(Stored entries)
+-------+

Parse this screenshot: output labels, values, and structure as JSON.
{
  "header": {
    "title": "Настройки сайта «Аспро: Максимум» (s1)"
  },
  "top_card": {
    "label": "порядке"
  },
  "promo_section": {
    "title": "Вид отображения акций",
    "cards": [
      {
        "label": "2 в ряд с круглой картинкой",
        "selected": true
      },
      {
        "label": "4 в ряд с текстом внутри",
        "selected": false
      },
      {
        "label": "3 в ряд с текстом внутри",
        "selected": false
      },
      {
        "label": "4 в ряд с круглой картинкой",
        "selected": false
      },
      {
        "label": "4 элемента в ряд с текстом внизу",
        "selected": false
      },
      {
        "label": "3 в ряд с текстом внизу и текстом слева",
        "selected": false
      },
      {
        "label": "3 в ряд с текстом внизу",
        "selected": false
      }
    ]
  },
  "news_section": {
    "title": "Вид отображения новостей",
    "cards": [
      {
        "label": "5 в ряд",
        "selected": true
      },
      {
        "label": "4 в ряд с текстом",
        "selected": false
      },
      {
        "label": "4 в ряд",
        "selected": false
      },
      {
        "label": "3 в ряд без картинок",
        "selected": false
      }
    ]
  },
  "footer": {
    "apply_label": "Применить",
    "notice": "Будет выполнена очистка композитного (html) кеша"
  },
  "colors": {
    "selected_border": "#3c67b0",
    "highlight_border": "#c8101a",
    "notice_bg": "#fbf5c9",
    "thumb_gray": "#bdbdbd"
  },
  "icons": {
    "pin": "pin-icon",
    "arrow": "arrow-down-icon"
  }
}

+-------+

Retype all of the material above with every character intact.

Parse this screenshot: output labels, values, and structure as JSON.
{
  "header": {
    "title": "Настройки сайта «Аспро: Максимум» (s1)"
  },
  "top_card": {
    "label": "порядке"
  },
  "promo_section": {
    "title": "Вид отображения акций",
    "cards": [
      {
        "label": "2 в ряд с круглой картинкой",
        "selected": true
      },
      {
        "label": "4 в ряд с текстом внутри",
        "selected": false
      },
      {
        "label": "3 в ряд с текстом внутри",
        "selected": false
      },
      {
        "label": "4 в ряд с круглой картинкой",
        "selected": false
      },
      {
        "label": "4 элемента в ряд с текстом внизу",
        "selected": false
      },
      {
        "label": "3 в ряд с текстом внизу и текстом слева",
        "selected": false
      },
      {
        "label": "3 в ряд с текстом внизу",
        "selected": false
      }
    ]
  },
  "news_section": {
    "title": "Вид отображения новостей",
    "cards": [
      {
        "label": "5 в ряд",
        "selected": true
      },
      {
        "label": "4 в ряд с текстом",
        "selected": false
      },
      {
        "label": "4 в ряд",
        "selected": false
      },
      {
        "label": "3 в ряд без картинок",
        "selected": false
      }
    ]
  },
  "footer": {
    "apply_label": "Применить",
    "notice": "Будет выполнена очистка композитного (html) кеша"
  },
  "colors": {
    "selected_border": "#3c67b0",
    "highlight_border": "#c8101a",
    "notice_bg": "#fbf5c9",
    "thumb_gray": "#bdbdbd"
  },
  "icons": {
    "pin": "pin-icon",
    "arrow": "arrow-down-icon"
  }
}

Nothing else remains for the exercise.